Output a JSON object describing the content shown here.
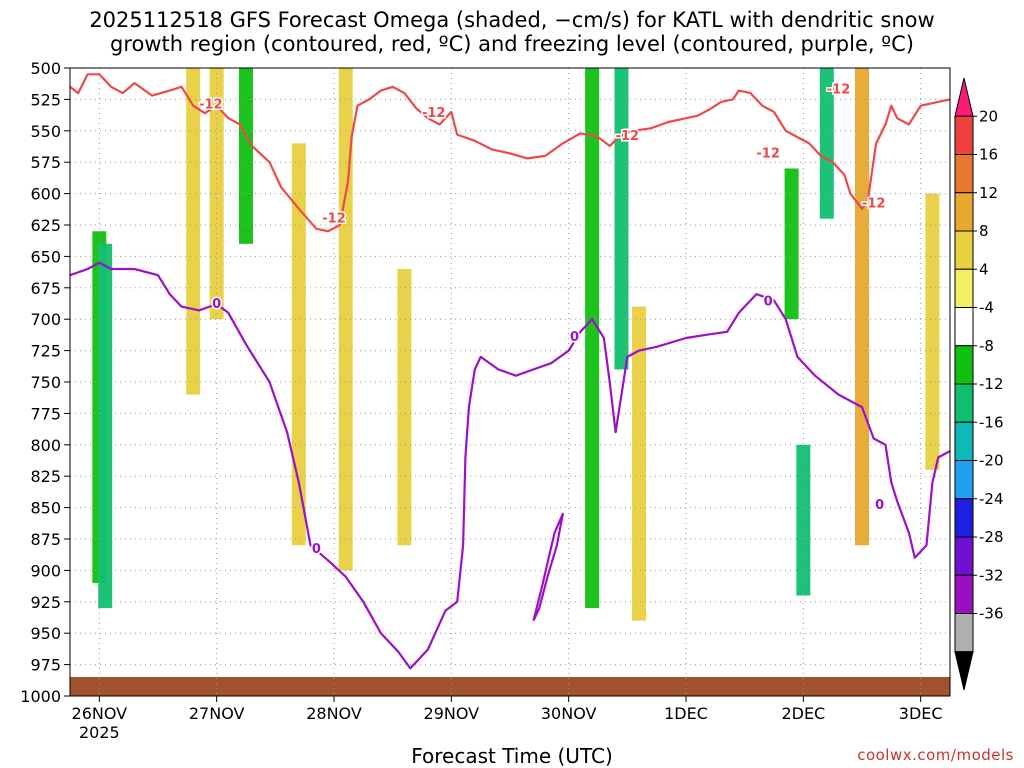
{
  "chart_data": {
    "type": "heatmap",
    "title": "2025112518 GFS Forecast Omega (shaded, −cm/s) for KATL with dendritic snow",
    "subtitle": "growth region (contoured, red, ºC) and freezing level (contoured, purple, ºC)",
    "xlabel": "Forecast Time (UTC)",
    "credit": "coolwx.com/models",
    "y_axis": {
      "units": "hPa",
      "ticks": [
        500,
        525,
        550,
        575,
        600,
        625,
        650,
        675,
        700,
        725,
        750,
        775,
        800,
        825,
        850,
        875,
        900,
        925,
        950,
        975,
        1000
      ],
      "range": [
        1000,
        500
      ]
    },
    "x_axis": {
      "units": "days since 2025-11-26 00Z",
      "range": [
        -0.25,
        7.25
      ],
      "ticks": [
        {
          "value": 0,
          "label": "26NOV",
          "sublabel": "2025"
        },
        {
          "value": 1,
          "label": "27NOV"
        },
        {
          "value": 2,
          "label": "28NOV"
        },
        {
          "value": 3,
          "label": "29NOV"
        },
        {
          "value": 4,
          "label": "30NOV"
        },
        {
          "value": 5,
          "label": "1DEC"
        },
        {
          "value": 6,
          "label": "2DEC"
        },
        {
          "value": 7,
          "label": "3DEC"
        }
      ]
    },
    "grid": true,
    "colorbar": {
      "labels": [
        "20",
        "16",
        "12",
        "8",
        "4",
        "-4",
        "-8",
        "-12",
        "-16",
        "-20",
        "-24",
        "-28",
        "-32",
        "-36"
      ],
      "colors": [
        "#ff1a7a",
        "#f04040",
        "#e87830",
        "#e8a830",
        "#e8d040",
        "#f0f060",
        "#ffffff",
        "#10c010",
        "#10c070",
        "#10b8b8",
        "#20a0f0",
        "#2020e0",
        "#7010d0",
        "#9a10c0",
        "#b0b0b0",
        "#000000"
      ]
    },
    "shading": [
      {
        "t": 0.0,
        "p1": 630,
        "p2": 910,
        "value": -6
      },
      {
        "t": 0.05,
        "p1": 640,
        "p2": 930,
        "value": -8
      },
      {
        "t": 0.8,
        "p1": 500,
        "p2": 760,
        "value": 6
      },
      {
        "t": 1.0,
        "p1": 500,
        "p2": 700,
        "value": 6
      },
      {
        "t": 1.25,
        "p1": 500,
        "p2": 640,
        "value": -7
      },
      {
        "t": 1.7,
        "p1": 560,
        "p2": 880,
        "value": 6
      },
      {
        "t": 2.1,
        "p1": 500,
        "p2": 900,
        "value": 6
      },
      {
        "t": 2.6,
        "p1": 660,
        "p2": 880,
        "value": 6
      },
      {
        "t": 4.2,
        "p1": 500,
        "p2": 930,
        "value": -7
      },
      {
        "t": 4.45,
        "p1": 500,
        "p2": 740,
        "value": -10
      },
      {
        "t": 4.6,
        "p1": 690,
        "p2": 940,
        "value": 6
      },
      {
        "t": 5.9,
        "p1": 580,
        "p2": 700,
        "value": -7
      },
      {
        "t": 6.0,
        "p1": 800,
        "p2": 920,
        "value": -8
      },
      {
        "t": 6.2,
        "p1": 500,
        "p2": 620,
        "value": -11
      },
      {
        "t": 6.5,
        "p1": 500,
        "p2": 880,
        "value": 9
      },
      {
        "t": 7.1,
        "p1": 600,
        "p2": 820,
        "value": 6
      }
    ],
    "contours": [
      {
        "name": "-12",
        "color": "#f04848",
        "labels": [
          [
            0.95,
            529
          ],
          [
            2.0,
            620
          ],
          [
            2.85,
            536
          ],
          [
            4.5,
            554
          ],
          [
            5.7,
            568
          ],
          [
            6.3,
            517
          ],
          [
            6.6,
            608
          ]
        ],
        "points": [
          [
            -0.25,
            515
          ],
          [
            -0.18,
            520
          ],
          [
            -0.1,
            505
          ],
          [
            0.0,
            505
          ],
          [
            0.1,
            515
          ],
          [
            0.2,
            520
          ],
          [
            0.3,
            512
          ],
          [
            0.45,
            522
          ],
          [
            0.6,
            518
          ],
          [
            0.7,
            515
          ],
          [
            0.8,
            530
          ],
          [
            0.9,
            536
          ],
          [
            1.0,
            530
          ],
          [
            1.1,
            540
          ],
          [
            1.2,
            545
          ],
          [
            1.3,
            562
          ],
          [
            1.45,
            575
          ],
          [
            1.55,
            595
          ],
          [
            1.7,
            612
          ],
          [
            1.85,
            628
          ],
          [
            1.95,
            630
          ],
          [
            2.05,
            625
          ],
          [
            2.12,
            590
          ],
          [
            2.15,
            555
          ],
          [
            2.2,
            530
          ],
          [
            2.3,
            525
          ],
          [
            2.4,
            518
          ],
          [
            2.5,
            515
          ],
          [
            2.6,
            520
          ],
          [
            2.7,
            532
          ],
          [
            2.8,
            540
          ],
          [
            2.9,
            545
          ],
          [
            3.0,
            535
          ],
          [
            3.05,
            553
          ],
          [
            3.2,
            558
          ],
          [
            3.35,
            565
          ],
          [
            3.5,
            568
          ],
          [
            3.65,
            572
          ],
          [
            3.8,
            570
          ],
          [
            3.95,
            560
          ],
          [
            4.1,
            552
          ],
          [
            4.25,
            555
          ],
          [
            4.35,
            562
          ],
          [
            4.45,
            553
          ],
          [
            4.55,
            550
          ],
          [
            4.7,
            548
          ],
          [
            4.85,
            543
          ],
          [
            5.0,
            540
          ],
          [
            5.1,
            538
          ],
          [
            5.2,
            533
          ],
          [
            5.3,
            527
          ],
          [
            5.4,
            525
          ],
          [
            5.45,
            518
          ],
          [
            5.55,
            520
          ],
          [
            5.65,
            530
          ],
          [
            5.75,
            535
          ],
          [
            5.85,
            550
          ],
          [
            5.95,
            555
          ],
          [
            6.05,
            560
          ],
          [
            6.15,
            570
          ],
          [
            6.25,
            575
          ],
          [
            6.35,
            585
          ],
          [
            6.4,
            600
          ],
          [
            6.5,
            612
          ],
          [
            6.55,
            605
          ],
          [
            6.62,
            560
          ],
          [
            6.7,
            545
          ],
          [
            6.75,
            530
          ],
          [
            6.8,
            540
          ],
          [
            6.9,
            545
          ],
          [
            7.0,
            530
          ],
          [
            7.25,
            525
          ]
        ]
      },
      {
        "name": "0",
        "color": "#9d10c8",
        "labels": [
          [
            1.0,
            688
          ],
          [
            1.85,
            883
          ],
          [
            4.05,
            714
          ],
          [
            5.7,
            686
          ],
          [
            6.65,
            848
          ]
        ],
        "points": [
          [
            -0.25,
            665
          ],
          [
            -0.1,
            660
          ],
          [
            0.0,
            655
          ],
          [
            0.1,
            660
          ],
          [
            0.3,
            660
          ],
          [
            0.5,
            665
          ],
          [
            0.6,
            680
          ],
          [
            0.7,
            690
          ],
          [
            0.85,
            693
          ],
          [
            1.0,
            688
          ],
          [
            1.1,
            695
          ],
          [
            1.25,
            720
          ],
          [
            1.45,
            750
          ],
          [
            1.6,
            790
          ],
          [
            1.7,
            830
          ],
          [
            1.75,
            855
          ],
          [
            1.8,
            880
          ],
          [
            1.95,
            892
          ],
          [
            2.1,
            905
          ],
          [
            2.25,
            925
          ],
          [
            2.4,
            950
          ],
          [
            2.55,
            965
          ],
          [
            2.65,
            978
          ],
          [
            2.8,
            963
          ],
          [
            2.95,
            932
          ],
          [
            3.05,
            925
          ],
          [
            3.1,
            880
          ],
          [
            3.12,
            810
          ],
          [
            3.15,
            770
          ],
          [
            3.2,
            740
          ],
          [
            3.25,
            730
          ],
          [
            3.4,
            740
          ],
          [
            3.55,
            745
          ],
          [
            3.7,
            740
          ],
          [
            3.85,
            735
          ],
          [
            4.0,
            725
          ],
          [
            4.1,
            710
          ],
          [
            4.2,
            700
          ],
          [
            4.3,
            715
          ],
          [
            4.35,
            750
          ],
          [
            4.4,
            790
          ],
          [
            4.45,
            760
          ],
          [
            4.5,
            730
          ],
          [
            4.6,
            725
          ],
          [
            4.75,
            722
          ],
          [
            5.0,
            715
          ],
          [
            5.2,
            712
          ],
          [
            5.35,
            710
          ],
          [
            5.45,
            695
          ],
          [
            5.6,
            680
          ],
          [
            5.75,
            685
          ],
          [
            5.85,
            700
          ],
          [
            5.95,
            730
          ],
          [
            6.1,
            745
          ],
          [
            6.3,
            760
          ],
          [
            6.5,
            770
          ],
          [
            6.6,
            795
          ],
          [
            6.7,
            800
          ],
          [
            6.75,
            830
          ],
          [
            6.8,
            845
          ],
          [
            6.9,
            870
          ],
          [
            6.95,
            890
          ],
          [
            7.05,
            880
          ],
          [
            7.1,
            830
          ],
          [
            7.15,
            810
          ],
          [
            7.25,
            805
          ]
        ]
      },
      {
        "name": "0b",
        "color": "#9d10c8",
        "labels": [],
        "points": [
          [
            3.7,
            940
          ],
          [
            3.78,
            910
          ],
          [
            3.83,
            890
          ],
          [
            3.88,
            870
          ],
          [
            3.95,
            855
          ],
          [
            3.9,
            880
          ],
          [
            3.82,
            905
          ],
          [
            3.75,
            930
          ],
          [
            3.7,
            940
          ]
        ]
      }
    ]
  }
}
—————
Work to complete:
Examine the records and pull out every line where the string "Forecast" occurs.

Answer below:
    "title": "2025112518 GFS Forecast Omega (shaded, −cm/s) for KATL with dendritic snow",
    "xlabel": "Forecast Time (UTC)",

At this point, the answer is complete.